--- PROVIDED PASSAGE Enclosed Below ---

If gender ideology turns out to be a fad but we retain the obsession with white privilege and racial bean counting, wokism will still be with us. On the other hand, if we all become race realists and accept that many racial disparities are the product of nature for which no one is to blame, wokism in any recognizable form will be over even if some race realists demand to be called “zir.”
In principle, there are three ways to undermine woke logic. First, bring about racial equality. But that obviously isn’t going to happen, because there are limits to how much we can correct for nature’s unfairness. Second, convince people not to care about the fact that environmental conditions cause people from certain races to have profoundly worse outcomes when it comes to average IQ, incarceration rates, wealth, health, and so on. This strategy is hopeless, and it probably wouldn’t even be desirable to abandon our moral commitment to helping people reach their potential. Third, teach people that the equality thesis is wrong, and many disparities are not the fault of white people or anyone else. This last solution is the only one that is realistic.
As long as elites accept the equality thesis, they will inexorably follow the logic of their belief up Mount Woke—sometimes faster, sometimes slower, but always up.
“We Passed Peak Woke”: A Case of Wishful Thinking
Circa 2012, there was a spike in the use of social-justice terms like “mansplaining,” “safe spaces,” “sexist,” “racist,” and “white supremacy” in major media outlets. After the death of George Floyd in May 2020, “mostly peaceful protesters” began a campaign of burning and looting, which they claimed would help end racism. Virtually every mainstream institution in the US from the American Ornithological Society to the American Medical Association ritualistically pledged allegiance to antiracism, using the same mind-numbing incantations about the need “do the work” and “educate ourselves.” There were mass purges of anyone thought to be an obstacle to “social justice.” For example, a Mexican American utility worker was fired because he was pictured cracking his knuckles in such a way that it looked vaguely like he was making an OK hand sign, and the OK hand sign looks like a W attached to an upside down P, which are the first letters of the words “White” and “Power.” Countless other people were summarily fired or ostracized for similar offenses.
Woke justice in 2020: Mexican American utility worker fired for cracking his knuckles so that his hand gesture arguably resembled the OK sign.
One of the first articles on the supposed decline of wokism was Musa al-Gharbi’s “Woke-ism Is Winding Down,” published in February 2023. He cited a graph from Eric Kaufmann showing that the rate of “cancel culture” incidents was declining.
Graph from Eric Kaufmann, cited by Musa al-Gharbi.
Al-Gharbi also touted the fact that companies “are walking back their aggressive symbolic commitments to social justice and quietly defunding the financial pledges they made to various activist groups and causes. Many are also making aggressive cuts to the DEI-related positions that ballooned in recent years.” He noted that Netflix rebuffed attempts to cancel Dave Chappell in late 2021, and Disney toned down some of its LGBTQ propaganda following political backlash and “the box office failures of a number of high-profile movies promoting LGBT relationships.”
Let’s consider these points in turn.
Yes, there were fewer “cancel culture incidents” in 2022 compared to the preceding five years. Al-Gharbi interprets this as evidence that wokism is running out of steam. But a number of alternative explanations may be more plausible.

--- End of Enclosed PROVIDED PASSAGE ---
--- PROVIDED MATERIAL Enclosed Below ---

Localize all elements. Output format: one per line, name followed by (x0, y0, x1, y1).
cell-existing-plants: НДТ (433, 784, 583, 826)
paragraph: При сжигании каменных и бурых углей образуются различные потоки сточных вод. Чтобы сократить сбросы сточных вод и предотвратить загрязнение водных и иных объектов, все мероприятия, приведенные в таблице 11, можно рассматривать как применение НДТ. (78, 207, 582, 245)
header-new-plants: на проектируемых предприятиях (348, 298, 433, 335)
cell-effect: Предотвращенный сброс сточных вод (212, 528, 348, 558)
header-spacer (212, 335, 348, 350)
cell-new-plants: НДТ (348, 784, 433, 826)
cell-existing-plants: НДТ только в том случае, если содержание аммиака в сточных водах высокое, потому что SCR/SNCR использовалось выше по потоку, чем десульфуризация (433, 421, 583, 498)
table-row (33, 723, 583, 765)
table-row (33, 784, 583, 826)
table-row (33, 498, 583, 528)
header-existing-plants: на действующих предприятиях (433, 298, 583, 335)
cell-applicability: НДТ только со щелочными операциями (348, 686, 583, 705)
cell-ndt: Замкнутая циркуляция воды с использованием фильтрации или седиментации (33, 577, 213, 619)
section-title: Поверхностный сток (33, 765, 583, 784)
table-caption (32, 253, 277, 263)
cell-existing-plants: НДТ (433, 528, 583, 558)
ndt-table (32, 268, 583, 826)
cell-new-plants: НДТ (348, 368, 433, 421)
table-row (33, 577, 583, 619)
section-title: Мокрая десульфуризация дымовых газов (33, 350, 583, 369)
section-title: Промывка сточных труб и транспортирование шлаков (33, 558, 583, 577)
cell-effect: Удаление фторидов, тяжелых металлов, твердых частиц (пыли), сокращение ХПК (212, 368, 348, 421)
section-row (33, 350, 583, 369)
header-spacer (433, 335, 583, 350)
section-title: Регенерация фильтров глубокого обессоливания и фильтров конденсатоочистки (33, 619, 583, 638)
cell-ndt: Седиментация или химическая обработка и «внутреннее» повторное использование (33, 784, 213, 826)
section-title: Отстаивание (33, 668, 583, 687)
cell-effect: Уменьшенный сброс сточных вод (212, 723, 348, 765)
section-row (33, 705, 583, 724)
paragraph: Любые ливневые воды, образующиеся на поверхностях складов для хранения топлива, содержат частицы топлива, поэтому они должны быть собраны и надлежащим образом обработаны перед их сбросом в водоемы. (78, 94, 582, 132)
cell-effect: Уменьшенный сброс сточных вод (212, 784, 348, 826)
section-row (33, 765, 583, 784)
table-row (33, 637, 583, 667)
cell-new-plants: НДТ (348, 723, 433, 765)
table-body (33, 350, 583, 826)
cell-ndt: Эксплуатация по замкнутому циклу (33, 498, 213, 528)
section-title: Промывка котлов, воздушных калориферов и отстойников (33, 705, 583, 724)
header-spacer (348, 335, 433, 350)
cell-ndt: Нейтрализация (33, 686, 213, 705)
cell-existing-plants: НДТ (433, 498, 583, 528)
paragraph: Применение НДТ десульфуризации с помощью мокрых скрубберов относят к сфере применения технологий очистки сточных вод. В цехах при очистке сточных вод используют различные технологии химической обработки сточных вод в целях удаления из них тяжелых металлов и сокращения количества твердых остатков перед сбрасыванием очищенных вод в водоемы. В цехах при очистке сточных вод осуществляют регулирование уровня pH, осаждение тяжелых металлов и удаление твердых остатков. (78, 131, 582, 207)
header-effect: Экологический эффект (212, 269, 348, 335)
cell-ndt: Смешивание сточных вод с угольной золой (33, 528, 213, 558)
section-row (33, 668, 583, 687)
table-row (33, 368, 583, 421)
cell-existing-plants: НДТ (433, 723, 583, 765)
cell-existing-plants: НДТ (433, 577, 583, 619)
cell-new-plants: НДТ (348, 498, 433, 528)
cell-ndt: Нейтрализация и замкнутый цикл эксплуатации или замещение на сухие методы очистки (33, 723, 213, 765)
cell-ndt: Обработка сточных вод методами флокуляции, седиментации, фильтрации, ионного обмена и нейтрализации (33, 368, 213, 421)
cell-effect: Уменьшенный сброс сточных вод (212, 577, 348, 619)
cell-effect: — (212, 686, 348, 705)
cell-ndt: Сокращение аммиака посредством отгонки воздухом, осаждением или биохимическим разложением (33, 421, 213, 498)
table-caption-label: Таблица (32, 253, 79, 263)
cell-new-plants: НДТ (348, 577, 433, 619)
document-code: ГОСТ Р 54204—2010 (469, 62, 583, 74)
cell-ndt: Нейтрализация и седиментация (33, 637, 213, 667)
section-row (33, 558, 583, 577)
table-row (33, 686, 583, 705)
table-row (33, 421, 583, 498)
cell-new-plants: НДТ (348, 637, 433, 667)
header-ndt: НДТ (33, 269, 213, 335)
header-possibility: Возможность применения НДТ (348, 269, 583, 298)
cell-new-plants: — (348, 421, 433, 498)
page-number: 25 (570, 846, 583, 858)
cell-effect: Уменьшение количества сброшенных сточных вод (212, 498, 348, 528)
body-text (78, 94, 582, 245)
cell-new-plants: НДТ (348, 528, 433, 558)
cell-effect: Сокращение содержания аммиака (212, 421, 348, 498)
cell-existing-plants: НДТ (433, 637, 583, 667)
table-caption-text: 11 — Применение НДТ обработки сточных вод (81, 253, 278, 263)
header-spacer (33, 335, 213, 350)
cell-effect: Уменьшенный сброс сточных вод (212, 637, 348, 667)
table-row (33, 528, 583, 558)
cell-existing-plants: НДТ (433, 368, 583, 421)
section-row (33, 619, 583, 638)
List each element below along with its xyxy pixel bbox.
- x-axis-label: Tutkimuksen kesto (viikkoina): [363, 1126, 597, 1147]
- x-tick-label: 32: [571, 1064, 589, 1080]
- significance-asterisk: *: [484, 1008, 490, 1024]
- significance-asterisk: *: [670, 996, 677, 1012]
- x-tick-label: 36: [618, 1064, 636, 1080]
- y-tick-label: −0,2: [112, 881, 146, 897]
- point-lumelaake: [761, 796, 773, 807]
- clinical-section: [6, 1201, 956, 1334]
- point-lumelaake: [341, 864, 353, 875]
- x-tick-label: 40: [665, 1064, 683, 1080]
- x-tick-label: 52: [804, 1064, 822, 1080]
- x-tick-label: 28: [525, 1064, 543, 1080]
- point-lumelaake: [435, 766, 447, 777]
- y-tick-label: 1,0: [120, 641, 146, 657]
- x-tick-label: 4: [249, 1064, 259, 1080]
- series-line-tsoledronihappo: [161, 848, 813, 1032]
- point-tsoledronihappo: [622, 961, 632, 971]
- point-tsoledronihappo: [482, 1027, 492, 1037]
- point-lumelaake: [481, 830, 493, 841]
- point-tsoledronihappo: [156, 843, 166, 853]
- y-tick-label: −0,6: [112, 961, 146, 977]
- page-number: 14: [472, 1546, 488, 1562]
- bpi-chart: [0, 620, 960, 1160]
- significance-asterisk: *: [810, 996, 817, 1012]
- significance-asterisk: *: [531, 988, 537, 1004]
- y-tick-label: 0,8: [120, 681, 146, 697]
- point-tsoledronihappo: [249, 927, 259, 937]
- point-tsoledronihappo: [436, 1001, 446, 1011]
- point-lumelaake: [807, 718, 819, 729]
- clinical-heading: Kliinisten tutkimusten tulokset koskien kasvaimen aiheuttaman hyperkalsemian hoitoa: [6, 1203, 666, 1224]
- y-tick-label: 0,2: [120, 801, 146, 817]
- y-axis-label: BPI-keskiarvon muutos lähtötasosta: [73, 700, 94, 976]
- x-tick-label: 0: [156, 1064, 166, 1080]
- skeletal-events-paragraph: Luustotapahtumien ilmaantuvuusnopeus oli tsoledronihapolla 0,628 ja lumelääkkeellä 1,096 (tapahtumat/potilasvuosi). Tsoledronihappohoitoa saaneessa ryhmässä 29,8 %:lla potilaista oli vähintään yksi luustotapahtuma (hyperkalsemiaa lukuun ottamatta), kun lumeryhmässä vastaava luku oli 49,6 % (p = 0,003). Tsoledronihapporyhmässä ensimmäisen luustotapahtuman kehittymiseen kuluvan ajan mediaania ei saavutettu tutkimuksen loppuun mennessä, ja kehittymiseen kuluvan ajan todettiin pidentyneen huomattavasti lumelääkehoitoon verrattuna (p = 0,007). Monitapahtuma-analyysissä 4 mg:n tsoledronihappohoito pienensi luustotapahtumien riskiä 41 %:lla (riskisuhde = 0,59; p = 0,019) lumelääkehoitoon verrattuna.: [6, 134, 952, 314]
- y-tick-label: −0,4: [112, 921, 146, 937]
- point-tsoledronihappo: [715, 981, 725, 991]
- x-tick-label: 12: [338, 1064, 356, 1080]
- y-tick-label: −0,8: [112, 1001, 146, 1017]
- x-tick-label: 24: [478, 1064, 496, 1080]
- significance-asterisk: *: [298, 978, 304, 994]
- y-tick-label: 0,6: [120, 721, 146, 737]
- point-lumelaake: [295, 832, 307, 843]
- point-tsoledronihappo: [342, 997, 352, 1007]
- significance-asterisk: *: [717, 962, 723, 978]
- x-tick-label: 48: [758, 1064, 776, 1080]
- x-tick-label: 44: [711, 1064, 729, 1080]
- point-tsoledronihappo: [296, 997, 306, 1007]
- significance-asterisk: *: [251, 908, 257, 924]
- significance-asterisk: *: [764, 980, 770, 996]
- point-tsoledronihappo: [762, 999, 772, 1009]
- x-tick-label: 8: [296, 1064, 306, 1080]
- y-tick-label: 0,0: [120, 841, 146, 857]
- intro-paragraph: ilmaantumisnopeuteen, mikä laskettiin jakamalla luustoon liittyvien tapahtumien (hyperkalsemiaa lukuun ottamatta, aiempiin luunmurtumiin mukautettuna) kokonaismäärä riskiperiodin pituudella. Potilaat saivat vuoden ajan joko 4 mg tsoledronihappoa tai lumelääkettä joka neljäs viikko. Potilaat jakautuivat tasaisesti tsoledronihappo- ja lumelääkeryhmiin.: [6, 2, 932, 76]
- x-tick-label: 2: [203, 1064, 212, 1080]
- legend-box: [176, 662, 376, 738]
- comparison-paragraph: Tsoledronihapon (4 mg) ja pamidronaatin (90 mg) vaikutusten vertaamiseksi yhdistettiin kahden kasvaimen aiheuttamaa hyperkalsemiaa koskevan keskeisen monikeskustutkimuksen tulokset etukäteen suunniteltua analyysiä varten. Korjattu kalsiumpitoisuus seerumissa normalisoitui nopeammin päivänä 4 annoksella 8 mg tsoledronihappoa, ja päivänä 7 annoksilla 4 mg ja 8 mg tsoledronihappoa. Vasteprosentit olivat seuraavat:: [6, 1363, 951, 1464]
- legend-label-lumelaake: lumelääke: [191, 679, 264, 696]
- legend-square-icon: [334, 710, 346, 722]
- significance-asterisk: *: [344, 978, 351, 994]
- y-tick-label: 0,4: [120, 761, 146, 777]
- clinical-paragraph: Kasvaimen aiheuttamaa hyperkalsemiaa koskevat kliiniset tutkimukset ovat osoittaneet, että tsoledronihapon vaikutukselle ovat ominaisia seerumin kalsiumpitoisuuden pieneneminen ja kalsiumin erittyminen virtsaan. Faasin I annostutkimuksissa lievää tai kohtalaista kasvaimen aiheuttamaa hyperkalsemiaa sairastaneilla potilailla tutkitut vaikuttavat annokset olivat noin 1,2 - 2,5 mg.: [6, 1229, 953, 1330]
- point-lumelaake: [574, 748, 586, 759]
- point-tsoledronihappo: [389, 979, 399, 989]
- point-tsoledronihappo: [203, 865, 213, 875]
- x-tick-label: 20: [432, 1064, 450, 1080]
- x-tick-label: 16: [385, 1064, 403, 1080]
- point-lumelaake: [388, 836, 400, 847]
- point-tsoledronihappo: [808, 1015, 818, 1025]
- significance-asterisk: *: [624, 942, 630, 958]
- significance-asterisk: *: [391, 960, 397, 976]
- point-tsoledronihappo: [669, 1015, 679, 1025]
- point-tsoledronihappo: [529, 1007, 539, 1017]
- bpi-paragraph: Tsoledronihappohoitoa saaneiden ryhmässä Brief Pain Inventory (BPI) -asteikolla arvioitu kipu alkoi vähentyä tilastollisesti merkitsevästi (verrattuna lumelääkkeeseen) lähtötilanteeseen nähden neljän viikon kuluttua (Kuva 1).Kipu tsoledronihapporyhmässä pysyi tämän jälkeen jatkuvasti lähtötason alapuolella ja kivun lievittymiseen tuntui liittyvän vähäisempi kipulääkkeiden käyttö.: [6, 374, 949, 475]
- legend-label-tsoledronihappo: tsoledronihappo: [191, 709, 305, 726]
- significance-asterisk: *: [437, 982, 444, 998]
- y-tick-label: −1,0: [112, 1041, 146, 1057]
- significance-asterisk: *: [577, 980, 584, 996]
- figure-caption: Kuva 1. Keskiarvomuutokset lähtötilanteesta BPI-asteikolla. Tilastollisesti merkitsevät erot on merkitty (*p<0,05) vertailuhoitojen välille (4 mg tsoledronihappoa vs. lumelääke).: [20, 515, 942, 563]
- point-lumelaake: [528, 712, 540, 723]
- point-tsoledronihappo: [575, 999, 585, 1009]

--- End of Enclosed PROVIDED MATERIAL ---

From the passage on wokism, extract the part starting with "In principle, there" and going on through "that is realistic.", copying it word for word.

* [RESPONSE TO THIS TASK]:
In principle, there are three ways to undermine woke logic. First, bring about racial equality. But that obviously isn’t going to happen, because there are limits to how much we can correct for nature’s unfairness. Second, convince people not to care about the fact that environmental conditions cause people from certain races to have profoundly worse outcomes when it comes to average IQ, incarceration rates, wealth, health, and so on. This strategy is hopeless, and it probably wouldn’t even be desirable to abandon our moral commitment to helping people reach their potential. Third, teach people that the equality thesis is wrong, and many disparities are not the fault of white people or anyone else. This last solution is the only one that is realistic.